§ DATA LINES
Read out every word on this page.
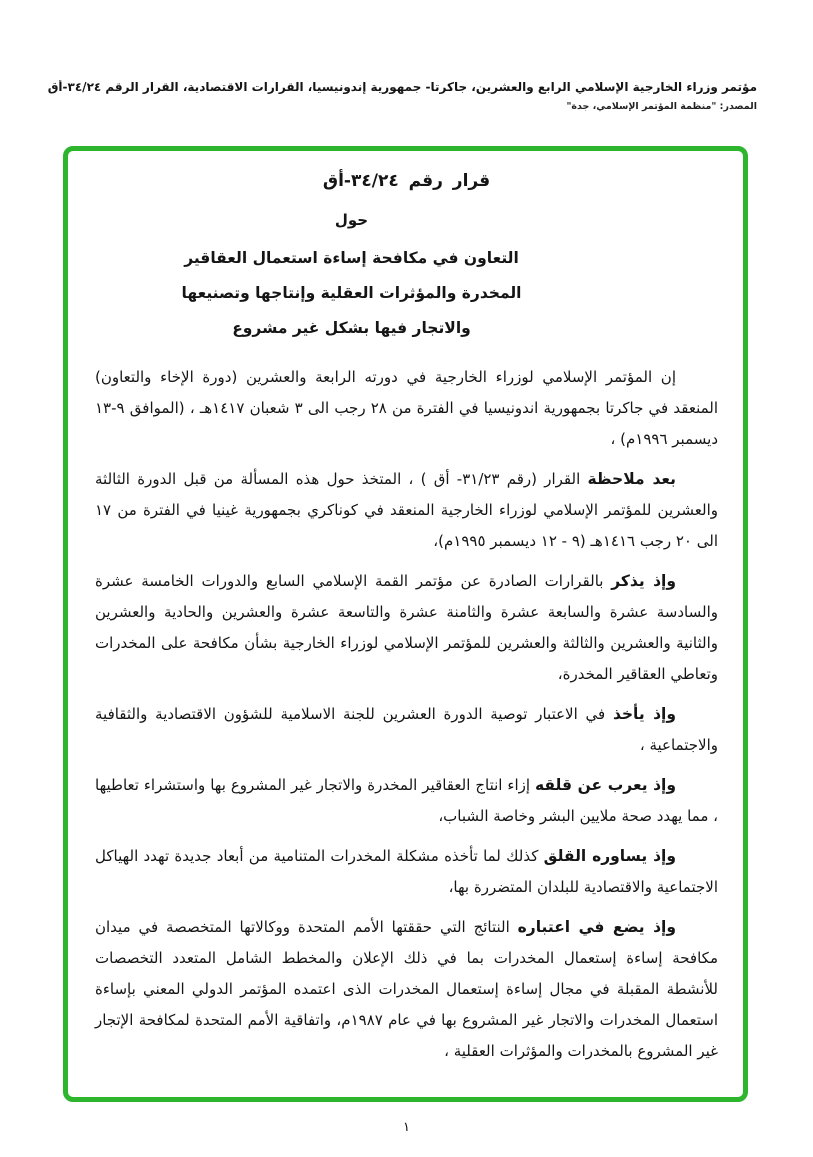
مؤتمر وزراء الخارجية الإسلامي الرابع والعشرين، جاكرتا- جمهورية إندونيسيا، القرارات الاقتصادية، القرار الرقم ٣٤/٢٤-أق
المصدر: "منظمة المؤتمر الإسلامي، جدة"
قرار رقم ٣٤/٢٤-أق
حول
التعاون في مكافحة إساءة استعمال العقاقير
المخدرة والمؤثرات العقلية وإنتاجها وتصنيعها
والاتجار فيها بشكل غير مشروع

إن المؤتمر الإسلامي لوزراء الخارجية في دورته الرابعة والعشرين (دورة الإخاء والتعاون) المنعقد في جاكرتا بجمهورية اندونيسيا في الفترة من ٢٨ رجب الى ٣ شعبان ١٤١٧هـ ، (الموافق ٩-١٣ ديسمبر ١٩٩٦م) ،

بعد ملاحظة القرار (رقم ٣١/٢٣- أق ) ، المتخذ حول هذه المسألة من قبل الدورة الثالثة والعشرين للمؤتمر الإسلامي لوزراء الخارجية المنعقد في كوناكري بجمهورية غينيا في الفترة من ١٧ الى ٢٠ رجب ١٤١٦هـ (٩ - ١٢ ديسمبر ١٩٩٥م)،

وإذ يذكر بالقرارات الصادرة عن مؤتمر القمة الإسلامي السابع والدورات الخامسة عشرة والسادسة عشرة والسابعة عشرة والثامنة عشرة والتاسعة عشرة والعشرين والحادية والعشرين والثانية والعشرين والثالثة والعشرين للمؤتمر الإسلامي لوزراء الخارجية بشأن مكافحة على المخدرات وتعاطي العقاقير المخدرة،

وإذ يأخذ في الاعتبار توصية الدورة العشرين للجنة الاسلامية للشؤون الاقتصادية والثقافية والاجتماعية ،

وإذ يعرب عن قلقه إزاء انتاج العقاقير المخدرة والاتجار غير المشروع بها واستشراء تعاطيها ، مما يهدد صحة ملايين البشر وخاصة الشباب،

وإذ يساوره القلق كذلك لما تأخذه مشكلة المخدرات المتنامية من أبعاد جديدة تهدد الهياكل الاجتماعية والاقتصادية للبلدان المتضررة بها،

وإذ يضع في اعتباره النتائج التي حققتها الأمم المتحدة ووكالاتها المتخصصة في ميدان مكافحة إساءة إستعمال المخدرات بما في ذلك الإعلان والمخطط الشامل المتعدد التخصصات للأنشطة المقبلة في مجال إساءة إستعمال المخدرات الذى اعتمده المؤتمر الدولي المعني بإساءة استعمال المخدرات والاتجار غير المشروع بها في عام ١٩٨٧م، واتفاقية الأمم المتحدة لمكافحة الإتجار غير المشروع بالمخدرات والمؤثرات العقلية ،

١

§ TO DO
List the lines that contain the word "والاتجار".

§ CORRECT RESULT
والاتجار فيها بشكل غير مشروع
وإذ يعرب عن قلقه إزاء انتاج العقاقير المخدرة والاتجار غير المشروع بها واستشراء تعاطيها ، مما يهدد صحة ملايين البشر وخاصة الشباب،
وإذ يضع في اعتباره النتائج التي حققتها الأمم المتحدة ووكالاتها المتخصصة في ميدان مكافحة إساءة إستعمال المخدرات بما في ذلك الإعلان والمخطط الشامل المتعدد التخصصات للأنشطة المقبلة في مجال إساءة إستعمال المخدرات الذى اعتمده المؤتمر الدولي المعني بإساءة استعمال المخدرات والاتجار غير المشروع بها في عام ١٩٨٧م، واتفاقية الأمم المتحدة لمكافحة الإتجار غير المشروع بالمخدرات والمؤثرات العقلية ،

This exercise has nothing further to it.